----- ROWS -----

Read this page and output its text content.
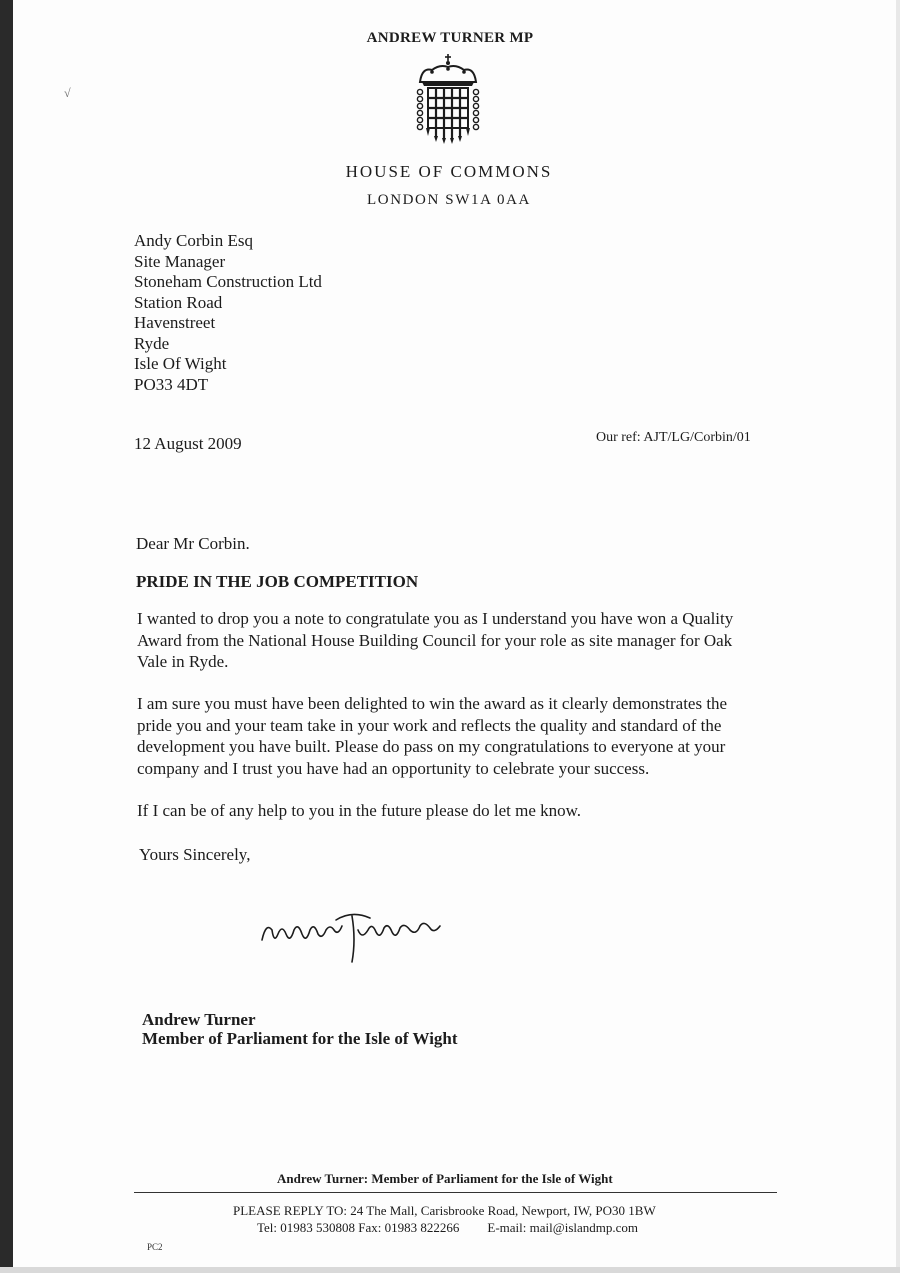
√
ANDREW TURNER MP
HOUSE OF COMMONS
LONDON SW1A 0AA
Andy Corbin Esq
Site Manager
Stoneham Construction Ltd
Station Road
Havenstreet
Ryde
Isle Of Wight
PO33 4DT
12 August 2009	Our ref: AJT/LG/Corbin/01
Dear Mr Corbin.
PRIDE IN THE JOB COMPETITION
I wanted to drop you a note to congratulate you as I understand you have won a Quality Award from the National House Building Council for your role as site manager for Oak Vale in Ryde.
I am sure you must have been delighted to win the award as it clearly demonstrates the pride you and your team take in your work and reflects the quality and standard of the development you have built. Please do pass on my congratulations to everyone at your company and I trust you have had an opportunity to celebrate your success.
If I can be of any help to you in the future please do let me know.
Yours Sincerely,
Andrew Turner
Member of Parliament for the Isle of Wight
Andrew Turner: Member of Parliament for the Isle of Wight
PLEASE REPLY TO: 24 The Mall, Carisbrooke Road, Newport, IW, PO30 1BW
Tel: 01983 530808 Fax: 01983 822266 E-mail: mail@islandmp.com
PC2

-----

:: GIVEN TASK ::
Find every line in the records above that contains the word "Wight", and copy each one.

:: OUTPUT FOR THIS EXERCISE ::
Isle Of Wight
Member of Parliament for the Isle of Wight
Andrew Turner: Member of Parliament for the Isle of Wight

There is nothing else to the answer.